(Collected data entries)
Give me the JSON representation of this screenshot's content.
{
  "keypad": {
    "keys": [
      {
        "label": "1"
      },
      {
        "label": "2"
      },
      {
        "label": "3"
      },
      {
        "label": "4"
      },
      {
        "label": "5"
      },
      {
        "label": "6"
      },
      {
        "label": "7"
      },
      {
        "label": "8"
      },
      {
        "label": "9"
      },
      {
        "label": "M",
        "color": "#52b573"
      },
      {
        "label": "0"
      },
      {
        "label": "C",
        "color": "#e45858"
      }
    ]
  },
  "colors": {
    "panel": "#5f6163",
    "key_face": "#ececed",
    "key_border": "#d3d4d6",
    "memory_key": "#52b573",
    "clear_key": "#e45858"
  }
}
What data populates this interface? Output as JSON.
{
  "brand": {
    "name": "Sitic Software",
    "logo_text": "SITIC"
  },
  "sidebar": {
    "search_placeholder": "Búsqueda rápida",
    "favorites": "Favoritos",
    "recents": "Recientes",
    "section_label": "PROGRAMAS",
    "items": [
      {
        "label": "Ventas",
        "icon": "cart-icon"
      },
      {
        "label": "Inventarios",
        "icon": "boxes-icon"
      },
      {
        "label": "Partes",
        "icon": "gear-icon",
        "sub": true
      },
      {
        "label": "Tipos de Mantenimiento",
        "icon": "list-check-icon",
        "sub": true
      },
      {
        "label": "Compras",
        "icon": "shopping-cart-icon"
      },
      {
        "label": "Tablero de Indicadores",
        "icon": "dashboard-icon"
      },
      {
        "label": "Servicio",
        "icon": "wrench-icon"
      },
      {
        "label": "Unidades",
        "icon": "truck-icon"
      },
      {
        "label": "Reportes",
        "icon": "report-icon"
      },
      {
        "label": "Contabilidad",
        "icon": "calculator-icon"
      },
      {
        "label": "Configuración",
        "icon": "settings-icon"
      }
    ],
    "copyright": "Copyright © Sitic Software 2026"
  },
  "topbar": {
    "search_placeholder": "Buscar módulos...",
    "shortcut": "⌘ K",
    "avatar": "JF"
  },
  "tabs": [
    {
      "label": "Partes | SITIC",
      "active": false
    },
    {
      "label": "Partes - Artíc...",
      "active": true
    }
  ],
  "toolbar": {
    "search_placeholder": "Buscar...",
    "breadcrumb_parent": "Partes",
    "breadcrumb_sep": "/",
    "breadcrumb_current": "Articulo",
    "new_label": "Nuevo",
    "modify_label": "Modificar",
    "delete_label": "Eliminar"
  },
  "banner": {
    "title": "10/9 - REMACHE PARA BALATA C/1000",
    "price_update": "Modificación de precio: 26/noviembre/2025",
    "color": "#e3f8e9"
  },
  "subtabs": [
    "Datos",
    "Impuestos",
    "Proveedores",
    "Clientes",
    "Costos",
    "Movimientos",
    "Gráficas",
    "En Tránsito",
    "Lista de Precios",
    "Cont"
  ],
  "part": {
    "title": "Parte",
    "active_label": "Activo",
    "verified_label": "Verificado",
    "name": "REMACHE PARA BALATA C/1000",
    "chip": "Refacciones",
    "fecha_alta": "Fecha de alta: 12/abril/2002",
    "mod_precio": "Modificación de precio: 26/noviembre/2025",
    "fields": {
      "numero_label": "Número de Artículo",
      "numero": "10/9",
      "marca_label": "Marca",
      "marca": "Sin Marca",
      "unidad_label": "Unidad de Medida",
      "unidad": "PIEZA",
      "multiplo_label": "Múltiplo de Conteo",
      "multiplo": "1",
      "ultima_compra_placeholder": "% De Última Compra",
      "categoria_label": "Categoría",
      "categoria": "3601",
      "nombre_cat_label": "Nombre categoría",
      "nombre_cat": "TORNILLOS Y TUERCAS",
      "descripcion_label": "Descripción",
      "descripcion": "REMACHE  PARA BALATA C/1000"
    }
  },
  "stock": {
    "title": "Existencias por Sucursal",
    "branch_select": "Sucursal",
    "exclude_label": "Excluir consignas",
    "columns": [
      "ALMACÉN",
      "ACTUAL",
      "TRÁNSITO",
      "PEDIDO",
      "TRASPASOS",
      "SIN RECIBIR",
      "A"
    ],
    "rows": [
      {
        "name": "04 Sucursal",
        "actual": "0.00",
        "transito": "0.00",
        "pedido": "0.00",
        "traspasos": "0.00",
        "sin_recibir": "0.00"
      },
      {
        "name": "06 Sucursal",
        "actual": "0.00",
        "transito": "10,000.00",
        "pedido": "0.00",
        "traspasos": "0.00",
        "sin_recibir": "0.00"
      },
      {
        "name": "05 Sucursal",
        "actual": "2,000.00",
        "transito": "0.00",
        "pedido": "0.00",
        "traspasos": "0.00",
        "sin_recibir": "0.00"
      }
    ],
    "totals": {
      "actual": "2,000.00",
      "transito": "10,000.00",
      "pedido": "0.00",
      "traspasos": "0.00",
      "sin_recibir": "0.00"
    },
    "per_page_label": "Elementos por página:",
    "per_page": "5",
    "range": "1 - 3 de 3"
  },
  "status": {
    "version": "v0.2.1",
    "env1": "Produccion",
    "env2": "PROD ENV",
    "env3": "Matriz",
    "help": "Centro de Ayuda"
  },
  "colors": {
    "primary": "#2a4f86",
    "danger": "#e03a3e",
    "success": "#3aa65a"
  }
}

Objective:
Tally how many lines in the material above hold the word "Sucursal". Write only that number.

Output of the exercise:
5